Exercise directions
Reproduce the whole listing, character for character.

[Stored items]
━━━━━━━━

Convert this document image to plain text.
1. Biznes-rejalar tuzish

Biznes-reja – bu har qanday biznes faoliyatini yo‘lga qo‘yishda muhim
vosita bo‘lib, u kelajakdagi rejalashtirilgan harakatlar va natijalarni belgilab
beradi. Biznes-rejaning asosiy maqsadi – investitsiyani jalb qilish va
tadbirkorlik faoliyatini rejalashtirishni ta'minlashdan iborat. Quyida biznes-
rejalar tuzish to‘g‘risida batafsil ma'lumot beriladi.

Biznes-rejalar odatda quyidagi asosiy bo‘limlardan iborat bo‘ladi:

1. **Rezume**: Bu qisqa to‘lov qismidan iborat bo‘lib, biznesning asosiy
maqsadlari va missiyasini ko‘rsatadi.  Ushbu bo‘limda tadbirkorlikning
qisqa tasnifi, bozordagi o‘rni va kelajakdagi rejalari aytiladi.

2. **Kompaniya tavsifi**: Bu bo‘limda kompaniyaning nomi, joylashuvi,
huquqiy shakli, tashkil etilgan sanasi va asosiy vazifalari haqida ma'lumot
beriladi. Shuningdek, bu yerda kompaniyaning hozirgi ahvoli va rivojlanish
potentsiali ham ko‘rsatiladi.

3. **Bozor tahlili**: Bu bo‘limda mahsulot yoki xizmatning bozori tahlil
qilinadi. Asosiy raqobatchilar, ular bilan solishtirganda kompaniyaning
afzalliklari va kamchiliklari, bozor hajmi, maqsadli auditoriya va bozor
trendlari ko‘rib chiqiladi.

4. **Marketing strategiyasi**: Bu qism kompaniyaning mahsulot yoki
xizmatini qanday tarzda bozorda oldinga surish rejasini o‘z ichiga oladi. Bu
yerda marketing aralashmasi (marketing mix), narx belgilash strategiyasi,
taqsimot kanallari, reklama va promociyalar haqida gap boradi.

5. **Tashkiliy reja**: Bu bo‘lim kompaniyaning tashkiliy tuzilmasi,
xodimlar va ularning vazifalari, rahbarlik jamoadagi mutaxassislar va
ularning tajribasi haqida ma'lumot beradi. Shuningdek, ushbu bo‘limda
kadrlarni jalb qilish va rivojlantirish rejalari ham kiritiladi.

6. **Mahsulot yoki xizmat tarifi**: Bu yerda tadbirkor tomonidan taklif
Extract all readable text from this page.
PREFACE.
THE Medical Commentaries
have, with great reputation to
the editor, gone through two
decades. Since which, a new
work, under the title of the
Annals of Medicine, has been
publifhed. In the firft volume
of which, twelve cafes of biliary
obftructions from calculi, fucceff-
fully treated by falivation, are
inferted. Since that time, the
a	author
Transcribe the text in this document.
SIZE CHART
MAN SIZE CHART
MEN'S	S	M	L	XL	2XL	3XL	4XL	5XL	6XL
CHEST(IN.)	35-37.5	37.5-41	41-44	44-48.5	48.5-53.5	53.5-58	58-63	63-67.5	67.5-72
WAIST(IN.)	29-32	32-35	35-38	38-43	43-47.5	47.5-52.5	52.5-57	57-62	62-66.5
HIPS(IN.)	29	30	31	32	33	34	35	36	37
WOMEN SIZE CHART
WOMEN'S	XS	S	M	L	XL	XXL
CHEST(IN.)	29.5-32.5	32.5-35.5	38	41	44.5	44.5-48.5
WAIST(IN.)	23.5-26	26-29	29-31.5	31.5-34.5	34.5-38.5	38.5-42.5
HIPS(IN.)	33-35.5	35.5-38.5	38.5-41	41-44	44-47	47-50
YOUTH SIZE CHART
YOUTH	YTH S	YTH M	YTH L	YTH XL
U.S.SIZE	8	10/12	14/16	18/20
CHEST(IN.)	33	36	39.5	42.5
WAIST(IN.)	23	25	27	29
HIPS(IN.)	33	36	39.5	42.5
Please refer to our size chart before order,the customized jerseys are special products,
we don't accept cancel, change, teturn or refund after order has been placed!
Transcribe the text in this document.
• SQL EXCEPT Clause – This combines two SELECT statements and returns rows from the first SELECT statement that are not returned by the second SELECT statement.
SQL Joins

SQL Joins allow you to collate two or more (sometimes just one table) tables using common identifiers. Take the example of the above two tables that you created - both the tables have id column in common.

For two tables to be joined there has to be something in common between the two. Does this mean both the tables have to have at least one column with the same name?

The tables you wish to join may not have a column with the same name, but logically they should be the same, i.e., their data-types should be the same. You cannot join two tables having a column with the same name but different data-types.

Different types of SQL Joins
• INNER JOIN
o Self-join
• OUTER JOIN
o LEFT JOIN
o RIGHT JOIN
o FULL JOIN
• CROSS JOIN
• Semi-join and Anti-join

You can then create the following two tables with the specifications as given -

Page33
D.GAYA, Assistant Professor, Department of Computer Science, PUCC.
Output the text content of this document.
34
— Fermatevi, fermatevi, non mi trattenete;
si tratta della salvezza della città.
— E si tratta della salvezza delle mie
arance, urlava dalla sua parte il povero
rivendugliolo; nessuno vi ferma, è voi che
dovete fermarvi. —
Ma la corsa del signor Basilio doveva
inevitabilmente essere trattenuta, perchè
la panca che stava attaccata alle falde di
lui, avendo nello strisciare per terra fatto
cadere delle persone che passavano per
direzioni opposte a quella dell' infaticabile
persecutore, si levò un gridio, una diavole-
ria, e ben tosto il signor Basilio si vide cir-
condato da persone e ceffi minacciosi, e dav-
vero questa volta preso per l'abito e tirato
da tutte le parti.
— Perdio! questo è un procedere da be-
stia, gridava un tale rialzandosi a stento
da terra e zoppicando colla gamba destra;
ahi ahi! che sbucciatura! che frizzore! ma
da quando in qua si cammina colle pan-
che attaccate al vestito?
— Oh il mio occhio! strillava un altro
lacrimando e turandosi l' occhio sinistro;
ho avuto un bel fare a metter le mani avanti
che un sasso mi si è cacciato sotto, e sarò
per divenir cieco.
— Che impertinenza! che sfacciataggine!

━━━━━━━━

Written answer
Convert this document image to plain text.
1. Biznes-rejalar tuzish

Biznes-reja – bu har qanday biznes faoliyatini yo‘lga qo‘yishda muhim
vosita bo‘lib, u kelajakdagi rejalashtirilgan harakatlar va natijalarni belgilab
beradi. Biznes-rejaning asosiy maqsadi – investitsiyani jalb qilish va
tadbirkorlik faoliyatini rejalashtirishni ta'minlashdan iborat. Quyida biznes-
rejalar tuzish to‘g‘risida batafsil ma'lumot beriladi.

Biznes-rejalar odatda quyidagi asosiy bo‘limlardan iborat bo‘ladi:

1. **Rezume**: Bu qisqa to‘lov qismidan iborat bo‘lib, biznesning asosiy
maqsadlari va missiyasini ko‘rsatadi.  Ushbu bo‘limda tadbirkorlikning
qisqa tasnifi, bozordagi o‘rni va kelajakdagi rejalari aytiladi.

2. **Kompaniya tavsifi**: Bu bo‘limda kompaniyaning nomi, joylashuvi,
huquqiy shakli, tashkil etilgan sanasi va asosiy vazifalari haqida ma'lumot
beriladi. Shuningdek, bu yerda kompaniyaning hozirgi ahvoli va rivojlanish
potentsiali ham ko‘rsatiladi.

3. **Bozor tahlili**: Bu bo‘limda mahsulot yoki xizmatning bozori tahlil
qilinadi. Asosiy raqobatchilar, ular bilan solishtirganda kompaniyaning
afzalliklari va kamchiliklari, bozor hajmi, maqsadli auditoriya va bozor
trendlari ko‘rib chiqiladi.

4. **Marketing strategiyasi**: Bu qism kompaniyaning mahsulot yoki
xizmatini qanday tarzda bozorda oldinga surish rejasini o‘z ichiga oladi. Bu
yerda marketing aralashmasi (marketing mix), narx belgilash strategiyasi,
taqsimot kanallari, reklama va promociyalar haqida gap boradi.

5. **Tashkiliy reja**: Bu bo‘lim kompaniyaning tashkiliy tuzilmasi,
xodimlar va ularning vazifalari, rahbarlik jamoadagi mutaxassislar va
ularning tajribasi haqida ma'lumot beradi. Shuningdek, ushbu bo‘limda
kadrlarni jalb qilish va rivojlantirish rejalari ham kiritiladi.

6. **Mahsulot yoki xizmat tarifi**: Bu yerda tadbirkor tomonidan taklif
Extract all readable text from this page.
PREFACE.
THE Medical Commentaries
have, with great reputation to
the editor, gone through two
decades. Since which, a new
work, under the title of the
Annals of Medicine, has been
publifhed. In the firft volume
of which, twelve cafes of biliary
obftructions from calculi, fucceff-
fully treated by falivation, are
inferted. Since that time, the
a	author
Transcribe the text in this document.
SIZE CHART
MAN SIZE CHART
MEN'S	S	M	L	XL	2XL	3XL	4XL	5XL	6XL
CHEST(IN.)	35-37.5	37.5-41	41-44	44-48.5	48.5-53.5	53.5-58	58-63	63-67.5	67.5-72
WAIST(IN.)	29-32	32-35	35-38	38-43	43-47.5	47.5-52.5	52.5-57	57-62	62-66.5
HIPS(IN.)	29	30	31	32	33	34	35	36	37
WOMEN SIZE CHART
WOMEN'S	XS	S	M	L	XL	XXL
CHEST(IN.)	29.5-32.5	32.5-35.5	38	41	44.5	44.5-48.5
WAIST(IN.)	23.5-26	26-29	29-31.5	31.5-34.5	34.5-38.5	38.5-42.5
HIPS(IN.)	33-35.5	35.5-38.5	38.5-41	41-44	44-47	47-50
YOUTH SIZE CHART
YOUTH	YTH S	YTH M	YTH L	YTH XL
U.S.SIZE	8	10/12	14/16	18/20
CHEST(IN.)	33	36	39.5	42.5
WAIST(IN.)	23	25	27	29
HIPS(IN.)	33	36	39.5	42.5
Please refer to our size chart before order,the customized jerseys are special products,
we don't accept cancel, change, teturn or refund after order has been placed!
Transcribe the text in this document.
• SQL EXCEPT Clause – This combines two SELECT statements and returns rows from the first SELECT statement that are not returned by the second SELECT statement.
SQL Joins

SQL Joins allow you to collate two or more (sometimes just one table) tables using common identifiers. Take the example of the above two tables that you created - both the tables have id column in common.

For two tables to be joined there has to be something in common between the two. Does this mean both the tables have to have at least one column with the same name?

The tables you wish to join may not have a column with the same name, but logically they should be the same, i.e., their data-types should be the same. You cannot join two tables having a column with the same name but different data-types.

Different types of SQL Joins
• INNER JOIN
o Self-join
• OUTER JOIN
o LEFT JOIN
o RIGHT JOIN
o FULL JOIN
• CROSS JOIN
• Semi-join and Anti-join

You can then create the following two tables with the specifications as given -

Page33
D.GAYA, Assistant Professor, Department of Computer Science, PUCC.
Output the text content of this document.
34
— Fermatevi, fermatevi, non mi trattenete;
si tratta della salvezza della città.
— E si tratta della salvezza delle mie
arance, urlava dalla sua parte il povero
rivendugliolo; nessuno vi ferma, è voi che
dovete fermarvi. —
Ma la corsa del signor Basilio doveva
inevitabilmente essere trattenuta, perchè
la panca che stava attaccata alle falde di
lui, avendo nello strisciare per terra fatto
cadere delle persone che passavano per
direzioni opposte a quella dell' infaticabile
persecutore, si levò un gridio, una diavole-
ria, e ben tosto il signor Basilio si vide cir-
condato da persone e ceffi minacciosi, e dav-
vero questa volta preso per l'abito e tirato
da tutte le parti.
— Perdio! questo è un procedere da be-
stia, gridava un tale rialzandosi a stento
da terra e zoppicando colla gamba destra;
ahi ahi! che sbucciatura! che frizzore! ma
da quando in qua si cammina colle pan-
che attaccate al vestito?
— Oh il mio occhio! strillava un altro
lacrimando e turandosi l' occhio sinistro;
ho avuto un bel fare a metter le mani avanti
che un sasso mi si è cacciato sotto, e sarò
per divenir cieco.
— Che impertinenza! che sfacciataggine!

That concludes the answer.